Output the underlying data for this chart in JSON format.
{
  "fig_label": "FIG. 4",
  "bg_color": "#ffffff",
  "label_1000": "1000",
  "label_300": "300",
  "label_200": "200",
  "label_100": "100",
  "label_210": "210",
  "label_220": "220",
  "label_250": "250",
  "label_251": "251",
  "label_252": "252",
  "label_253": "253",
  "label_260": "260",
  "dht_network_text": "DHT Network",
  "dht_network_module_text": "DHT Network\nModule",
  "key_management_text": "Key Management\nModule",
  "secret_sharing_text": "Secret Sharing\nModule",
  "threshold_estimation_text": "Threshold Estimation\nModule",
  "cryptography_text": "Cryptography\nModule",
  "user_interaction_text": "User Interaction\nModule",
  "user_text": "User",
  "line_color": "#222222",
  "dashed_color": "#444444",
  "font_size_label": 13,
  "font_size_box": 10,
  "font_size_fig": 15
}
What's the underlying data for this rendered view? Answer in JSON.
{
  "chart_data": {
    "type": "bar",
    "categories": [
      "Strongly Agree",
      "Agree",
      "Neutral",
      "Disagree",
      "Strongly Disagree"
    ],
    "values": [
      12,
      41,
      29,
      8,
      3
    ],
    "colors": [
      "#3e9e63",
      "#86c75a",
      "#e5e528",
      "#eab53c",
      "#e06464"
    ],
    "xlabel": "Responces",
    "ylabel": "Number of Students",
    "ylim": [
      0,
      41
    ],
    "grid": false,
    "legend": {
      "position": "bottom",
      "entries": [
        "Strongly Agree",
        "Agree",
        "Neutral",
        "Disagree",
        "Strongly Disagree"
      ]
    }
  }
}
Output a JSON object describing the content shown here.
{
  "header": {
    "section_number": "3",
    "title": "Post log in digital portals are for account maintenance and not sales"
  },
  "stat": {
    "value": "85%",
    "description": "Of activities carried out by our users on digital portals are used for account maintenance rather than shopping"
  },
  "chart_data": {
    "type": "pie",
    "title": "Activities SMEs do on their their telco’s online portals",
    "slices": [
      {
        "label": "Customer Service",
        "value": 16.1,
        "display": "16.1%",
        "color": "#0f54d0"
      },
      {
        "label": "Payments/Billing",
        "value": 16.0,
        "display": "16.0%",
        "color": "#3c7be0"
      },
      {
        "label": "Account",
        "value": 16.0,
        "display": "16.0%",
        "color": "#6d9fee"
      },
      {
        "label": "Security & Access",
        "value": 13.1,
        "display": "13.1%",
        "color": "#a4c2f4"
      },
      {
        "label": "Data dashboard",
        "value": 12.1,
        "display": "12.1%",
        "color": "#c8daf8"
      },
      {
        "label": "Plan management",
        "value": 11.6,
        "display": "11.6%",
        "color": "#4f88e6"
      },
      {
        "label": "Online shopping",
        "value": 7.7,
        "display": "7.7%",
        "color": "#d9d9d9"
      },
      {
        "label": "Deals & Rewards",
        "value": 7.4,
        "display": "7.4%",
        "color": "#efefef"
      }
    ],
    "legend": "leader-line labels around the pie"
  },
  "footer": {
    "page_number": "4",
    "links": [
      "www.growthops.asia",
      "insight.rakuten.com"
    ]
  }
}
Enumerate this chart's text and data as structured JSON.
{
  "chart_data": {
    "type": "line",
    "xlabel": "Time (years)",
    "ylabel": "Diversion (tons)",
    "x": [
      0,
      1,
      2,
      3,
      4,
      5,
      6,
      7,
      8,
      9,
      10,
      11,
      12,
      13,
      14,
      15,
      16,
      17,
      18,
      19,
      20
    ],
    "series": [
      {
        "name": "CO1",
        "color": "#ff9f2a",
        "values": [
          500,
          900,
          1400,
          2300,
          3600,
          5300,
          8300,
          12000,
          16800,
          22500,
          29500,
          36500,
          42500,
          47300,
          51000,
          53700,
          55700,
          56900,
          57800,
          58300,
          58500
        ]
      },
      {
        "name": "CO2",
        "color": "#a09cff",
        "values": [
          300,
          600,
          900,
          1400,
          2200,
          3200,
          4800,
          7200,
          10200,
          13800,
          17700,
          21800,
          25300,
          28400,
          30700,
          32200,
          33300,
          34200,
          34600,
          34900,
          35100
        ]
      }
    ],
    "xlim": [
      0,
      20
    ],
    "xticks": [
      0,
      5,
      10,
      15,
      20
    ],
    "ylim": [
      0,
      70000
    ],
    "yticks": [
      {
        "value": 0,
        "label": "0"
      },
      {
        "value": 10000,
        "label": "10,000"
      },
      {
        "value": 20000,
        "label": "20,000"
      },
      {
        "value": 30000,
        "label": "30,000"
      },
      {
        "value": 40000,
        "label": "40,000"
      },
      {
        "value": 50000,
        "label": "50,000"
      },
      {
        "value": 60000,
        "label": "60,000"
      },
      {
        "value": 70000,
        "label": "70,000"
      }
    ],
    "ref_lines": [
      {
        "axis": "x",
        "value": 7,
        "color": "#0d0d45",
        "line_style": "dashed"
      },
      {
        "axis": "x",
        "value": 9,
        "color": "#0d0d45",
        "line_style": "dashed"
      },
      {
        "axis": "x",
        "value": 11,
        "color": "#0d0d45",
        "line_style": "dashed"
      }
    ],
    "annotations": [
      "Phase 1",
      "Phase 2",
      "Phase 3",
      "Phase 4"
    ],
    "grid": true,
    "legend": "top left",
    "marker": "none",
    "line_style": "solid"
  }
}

:::

**TASK BRIEF**
Pull out every line in the material above where "this" occurs.

**FINISHED ANSWER**
Output the underlying data for this chart in JSON format.
What's the underlying data for this rendered view? Answer in JSON.
Enumerate this chart's text and data as structured JSON.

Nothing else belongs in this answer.